## begin
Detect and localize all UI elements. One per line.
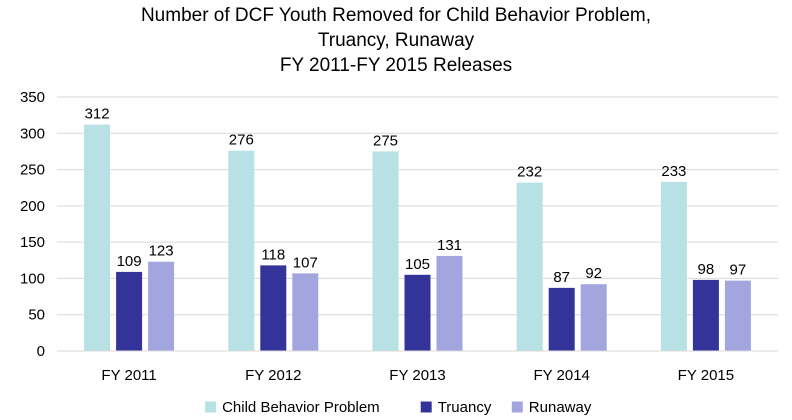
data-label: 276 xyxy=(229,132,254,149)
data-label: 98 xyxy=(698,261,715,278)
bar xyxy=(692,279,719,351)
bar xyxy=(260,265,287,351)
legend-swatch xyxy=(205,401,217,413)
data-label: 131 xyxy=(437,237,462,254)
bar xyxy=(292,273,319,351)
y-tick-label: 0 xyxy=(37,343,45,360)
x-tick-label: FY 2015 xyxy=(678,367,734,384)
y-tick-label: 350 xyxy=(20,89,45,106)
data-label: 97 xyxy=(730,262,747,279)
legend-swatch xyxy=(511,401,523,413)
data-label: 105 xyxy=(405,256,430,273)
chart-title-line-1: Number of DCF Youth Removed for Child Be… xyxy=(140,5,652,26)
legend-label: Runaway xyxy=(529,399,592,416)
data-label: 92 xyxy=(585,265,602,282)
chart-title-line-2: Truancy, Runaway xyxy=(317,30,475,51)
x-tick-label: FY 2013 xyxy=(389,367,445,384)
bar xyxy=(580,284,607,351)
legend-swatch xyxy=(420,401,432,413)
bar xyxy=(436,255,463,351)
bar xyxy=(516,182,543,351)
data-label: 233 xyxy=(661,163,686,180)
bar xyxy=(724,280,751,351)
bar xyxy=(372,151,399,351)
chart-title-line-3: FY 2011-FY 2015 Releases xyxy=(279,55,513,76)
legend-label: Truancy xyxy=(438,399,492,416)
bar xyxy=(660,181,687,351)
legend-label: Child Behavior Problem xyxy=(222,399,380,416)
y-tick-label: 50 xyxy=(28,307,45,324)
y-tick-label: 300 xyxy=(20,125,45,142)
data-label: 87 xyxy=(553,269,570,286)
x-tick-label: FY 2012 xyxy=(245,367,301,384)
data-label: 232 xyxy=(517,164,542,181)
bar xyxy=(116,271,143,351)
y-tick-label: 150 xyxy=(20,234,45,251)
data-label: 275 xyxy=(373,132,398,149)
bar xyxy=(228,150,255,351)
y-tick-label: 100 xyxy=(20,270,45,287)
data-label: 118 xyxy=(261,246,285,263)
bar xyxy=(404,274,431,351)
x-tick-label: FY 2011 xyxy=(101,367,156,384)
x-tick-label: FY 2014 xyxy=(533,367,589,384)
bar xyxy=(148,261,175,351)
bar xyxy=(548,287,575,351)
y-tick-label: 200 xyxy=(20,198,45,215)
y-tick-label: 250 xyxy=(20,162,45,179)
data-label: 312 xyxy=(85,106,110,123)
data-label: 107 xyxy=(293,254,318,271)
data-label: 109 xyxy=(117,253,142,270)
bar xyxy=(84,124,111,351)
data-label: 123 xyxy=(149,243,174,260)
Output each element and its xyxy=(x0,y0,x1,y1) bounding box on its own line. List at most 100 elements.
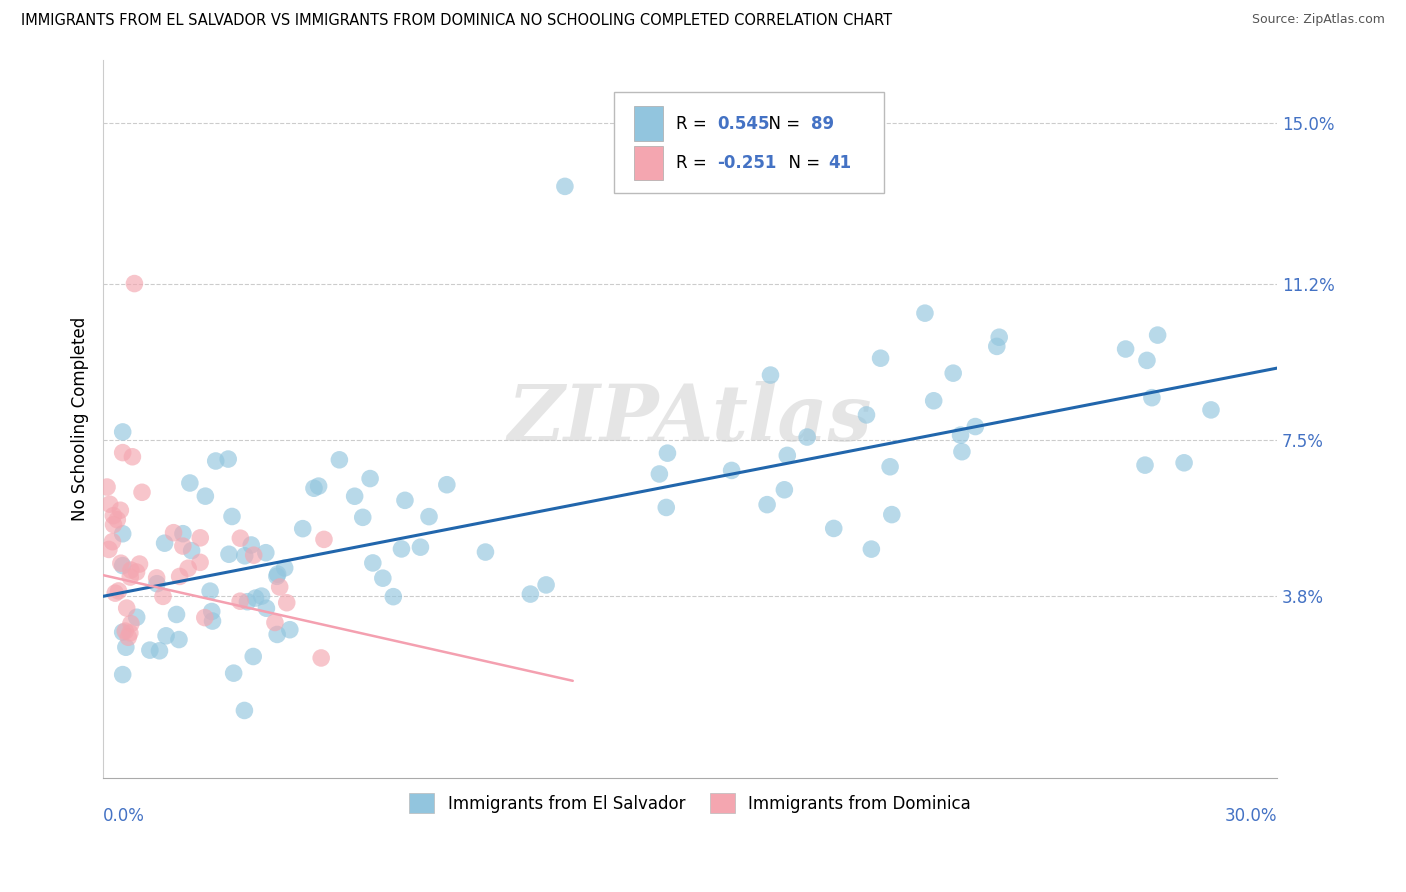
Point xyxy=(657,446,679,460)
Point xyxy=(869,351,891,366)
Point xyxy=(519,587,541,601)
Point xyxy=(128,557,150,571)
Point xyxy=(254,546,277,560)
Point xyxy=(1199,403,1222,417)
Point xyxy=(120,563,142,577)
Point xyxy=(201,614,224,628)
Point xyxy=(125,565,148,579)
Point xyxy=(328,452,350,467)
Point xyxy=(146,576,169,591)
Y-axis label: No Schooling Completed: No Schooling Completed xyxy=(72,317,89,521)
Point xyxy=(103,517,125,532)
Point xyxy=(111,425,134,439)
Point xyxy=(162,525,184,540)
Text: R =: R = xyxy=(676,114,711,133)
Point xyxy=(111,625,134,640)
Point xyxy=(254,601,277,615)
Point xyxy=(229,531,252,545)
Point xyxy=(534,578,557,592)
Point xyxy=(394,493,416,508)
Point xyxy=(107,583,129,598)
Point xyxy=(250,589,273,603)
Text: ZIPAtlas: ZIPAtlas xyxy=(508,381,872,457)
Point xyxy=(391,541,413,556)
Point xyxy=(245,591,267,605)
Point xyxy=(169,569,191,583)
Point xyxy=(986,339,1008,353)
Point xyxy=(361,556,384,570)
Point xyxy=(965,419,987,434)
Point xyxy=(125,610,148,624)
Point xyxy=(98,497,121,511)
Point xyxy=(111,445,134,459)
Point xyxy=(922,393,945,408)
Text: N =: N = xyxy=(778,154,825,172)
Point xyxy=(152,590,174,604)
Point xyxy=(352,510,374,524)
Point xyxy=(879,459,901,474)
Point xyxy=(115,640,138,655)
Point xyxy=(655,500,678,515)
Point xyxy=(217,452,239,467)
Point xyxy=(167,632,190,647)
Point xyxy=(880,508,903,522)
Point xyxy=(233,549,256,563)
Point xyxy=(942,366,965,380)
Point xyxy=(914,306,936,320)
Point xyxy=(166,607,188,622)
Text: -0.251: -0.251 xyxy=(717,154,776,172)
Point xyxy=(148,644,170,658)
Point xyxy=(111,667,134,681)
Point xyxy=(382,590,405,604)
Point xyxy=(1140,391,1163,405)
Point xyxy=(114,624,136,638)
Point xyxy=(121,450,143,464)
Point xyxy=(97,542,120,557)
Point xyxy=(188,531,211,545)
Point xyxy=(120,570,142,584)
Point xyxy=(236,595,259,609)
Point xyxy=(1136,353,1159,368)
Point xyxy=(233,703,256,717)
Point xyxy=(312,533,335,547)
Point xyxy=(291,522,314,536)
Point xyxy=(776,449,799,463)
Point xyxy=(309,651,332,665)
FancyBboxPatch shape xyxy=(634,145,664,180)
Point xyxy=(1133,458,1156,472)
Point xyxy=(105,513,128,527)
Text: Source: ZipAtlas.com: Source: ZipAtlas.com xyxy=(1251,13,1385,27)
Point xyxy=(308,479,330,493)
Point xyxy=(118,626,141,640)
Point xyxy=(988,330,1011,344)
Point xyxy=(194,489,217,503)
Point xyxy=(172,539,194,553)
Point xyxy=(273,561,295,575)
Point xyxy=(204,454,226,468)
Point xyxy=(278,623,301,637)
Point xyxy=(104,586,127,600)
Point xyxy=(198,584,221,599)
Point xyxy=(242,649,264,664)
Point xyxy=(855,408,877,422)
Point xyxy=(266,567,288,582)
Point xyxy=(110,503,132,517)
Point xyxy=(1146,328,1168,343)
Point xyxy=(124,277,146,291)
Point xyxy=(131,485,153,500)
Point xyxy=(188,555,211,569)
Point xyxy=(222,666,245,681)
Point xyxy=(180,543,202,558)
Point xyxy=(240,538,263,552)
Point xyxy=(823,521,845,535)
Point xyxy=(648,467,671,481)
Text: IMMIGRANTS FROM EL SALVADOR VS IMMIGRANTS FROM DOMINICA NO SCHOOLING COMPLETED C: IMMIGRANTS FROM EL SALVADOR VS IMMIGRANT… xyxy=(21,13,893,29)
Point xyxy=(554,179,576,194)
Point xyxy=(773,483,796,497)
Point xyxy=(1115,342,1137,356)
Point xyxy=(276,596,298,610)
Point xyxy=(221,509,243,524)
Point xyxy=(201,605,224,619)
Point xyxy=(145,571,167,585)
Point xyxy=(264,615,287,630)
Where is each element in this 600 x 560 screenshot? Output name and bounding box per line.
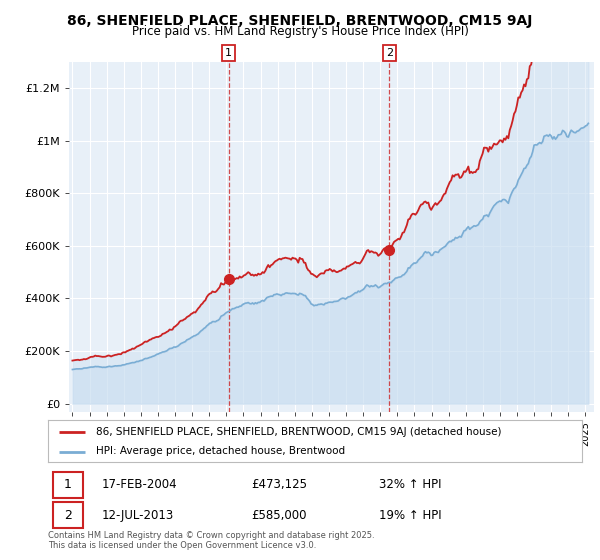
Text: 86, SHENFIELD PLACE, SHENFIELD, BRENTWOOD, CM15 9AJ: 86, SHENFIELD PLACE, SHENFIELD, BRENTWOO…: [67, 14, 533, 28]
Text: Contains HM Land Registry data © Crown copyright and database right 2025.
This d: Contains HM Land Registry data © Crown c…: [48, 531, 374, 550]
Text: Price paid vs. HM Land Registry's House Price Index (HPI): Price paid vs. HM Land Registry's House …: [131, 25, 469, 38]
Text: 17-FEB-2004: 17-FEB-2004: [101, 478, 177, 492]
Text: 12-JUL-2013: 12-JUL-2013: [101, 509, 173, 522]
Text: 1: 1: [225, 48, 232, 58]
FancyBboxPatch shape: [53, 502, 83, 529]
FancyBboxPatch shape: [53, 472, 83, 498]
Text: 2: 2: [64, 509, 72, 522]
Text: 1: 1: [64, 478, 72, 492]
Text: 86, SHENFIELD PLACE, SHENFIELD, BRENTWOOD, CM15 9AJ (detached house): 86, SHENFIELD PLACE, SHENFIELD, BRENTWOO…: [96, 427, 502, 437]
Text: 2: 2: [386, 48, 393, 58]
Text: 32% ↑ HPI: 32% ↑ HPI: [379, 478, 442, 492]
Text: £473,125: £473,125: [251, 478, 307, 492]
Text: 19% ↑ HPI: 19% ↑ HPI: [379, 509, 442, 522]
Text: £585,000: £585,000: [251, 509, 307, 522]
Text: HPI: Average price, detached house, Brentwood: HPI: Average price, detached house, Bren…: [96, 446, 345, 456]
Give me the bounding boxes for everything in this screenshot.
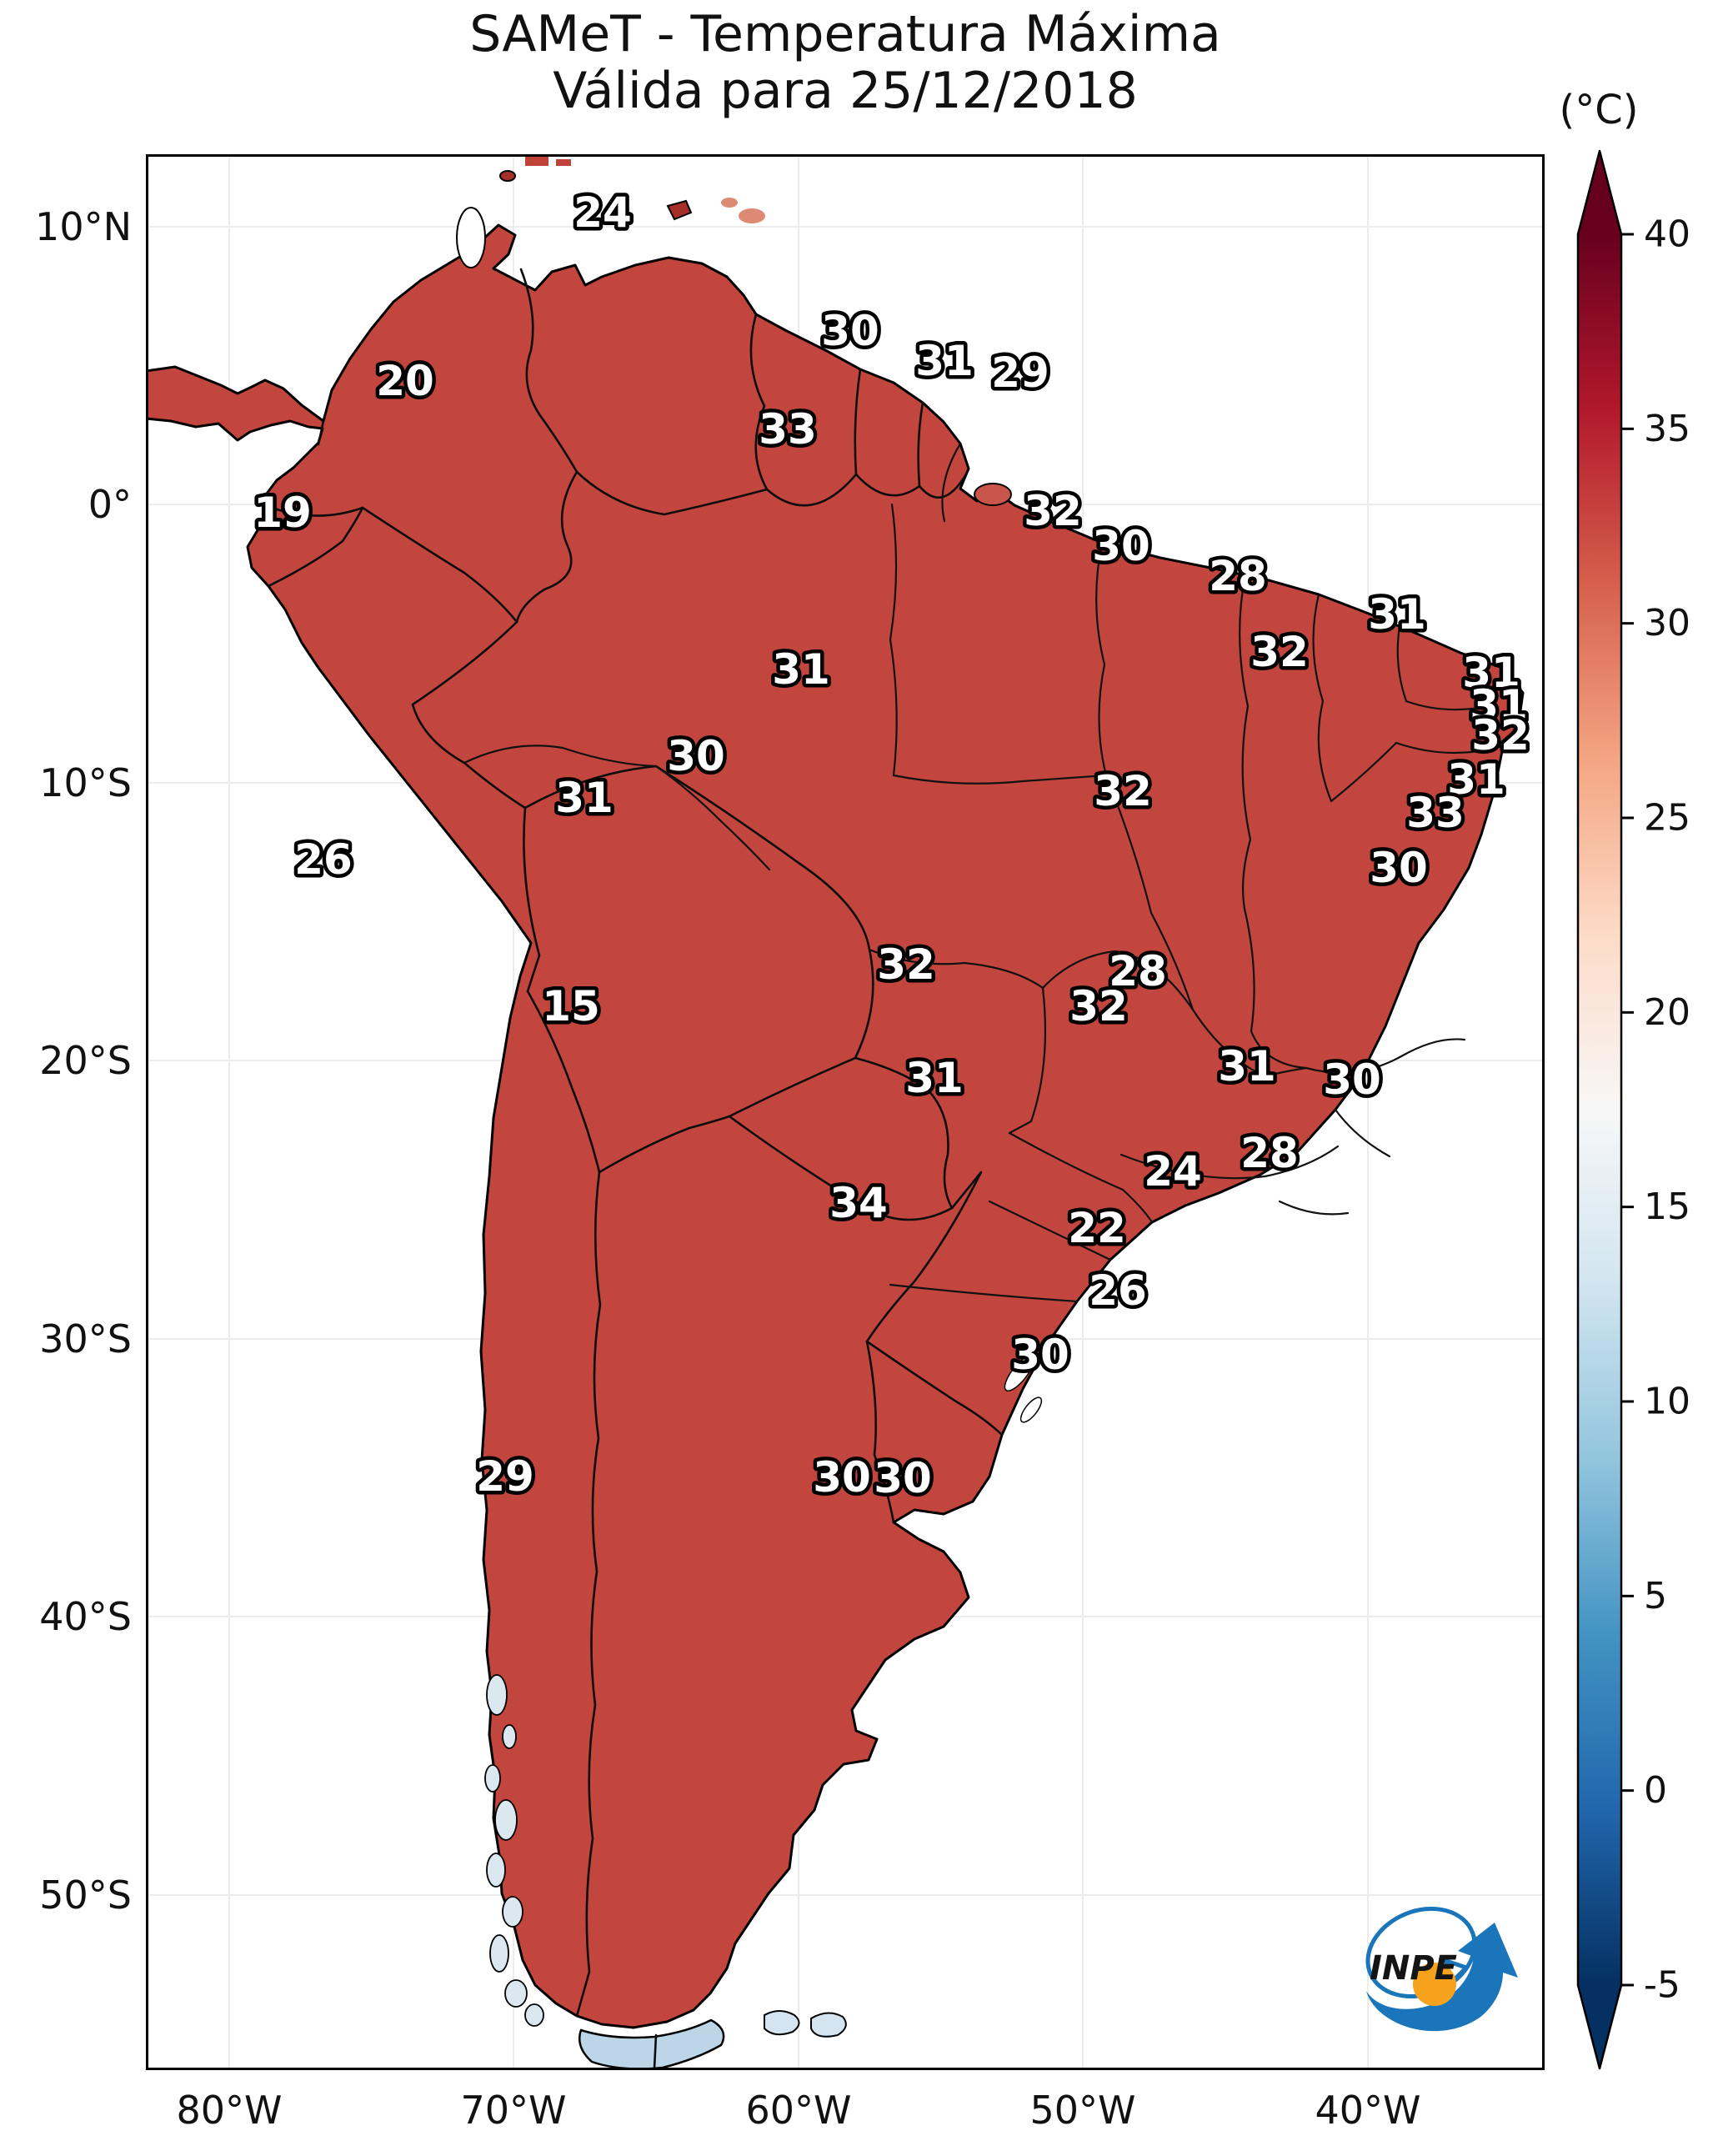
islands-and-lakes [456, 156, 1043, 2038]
## end
Objective ▸ Copy out everything from the line containing "14, 533, 28]" down to the last line of the items, and leave the pictures out of your copy.

Solution for this task ▸
Text: 86, SHENFIELD PLACE, SHENFIELD, BRENTWOOD, CM15 9AJ: 86, SHENFIELD PLACE, SHENFIELD, BRENTWOO…: [67, 14, 533, 28]
Text: Contains HM Land Registry data © Crown copyright and database right 2025.
This d: Contains HM Land Registry data © Crown c…: [48, 531, 374, 550]
Text: Price paid vs. HM Land Registry's House Price Index (HPI): Price paid vs. HM Land Registry's House …: [131, 25, 469, 38]
Text: 17-FEB-2004: 17-FEB-2004: [101, 478, 177, 492]
Text: 12-JUL-2013: 12-JUL-2013: [101, 509, 173, 522]
Text: 1: 1: [225, 48, 232, 58]
FancyBboxPatch shape: [53, 502, 83, 529]
FancyBboxPatch shape: [53, 472, 83, 498]
Text: 2: 2: [64, 509, 72, 522]
Text: 1: 1: [64, 478, 72, 492]
Text: 86, SHENFIELD PLACE, SHENFIELD, BRENTWOOD, CM15 9AJ (detached house): 86, SHENFIELD PLACE, SHENFIELD, BRENTWOO…: [96, 427, 502, 437]
Text: 2: 2: [386, 48, 393, 58]
Text: 32% ↑ HPI: 32% ↑ HPI: [379, 478, 442, 492]
Text: £473,125: £473,125: [251, 478, 307, 492]
Text: 19% ↑ HPI: 19% ↑ HPI: [379, 509, 442, 522]
Text: £585,000: £585,000: [251, 509, 307, 522]
Text: HPI: Average price, detached house, Brentwood: HPI: Average price, detached house, Bren…: [96, 446, 345, 456]
Give me the bounding boxes for everything in this screenshot.
islands-and-lakes [456, 156, 1043, 2038]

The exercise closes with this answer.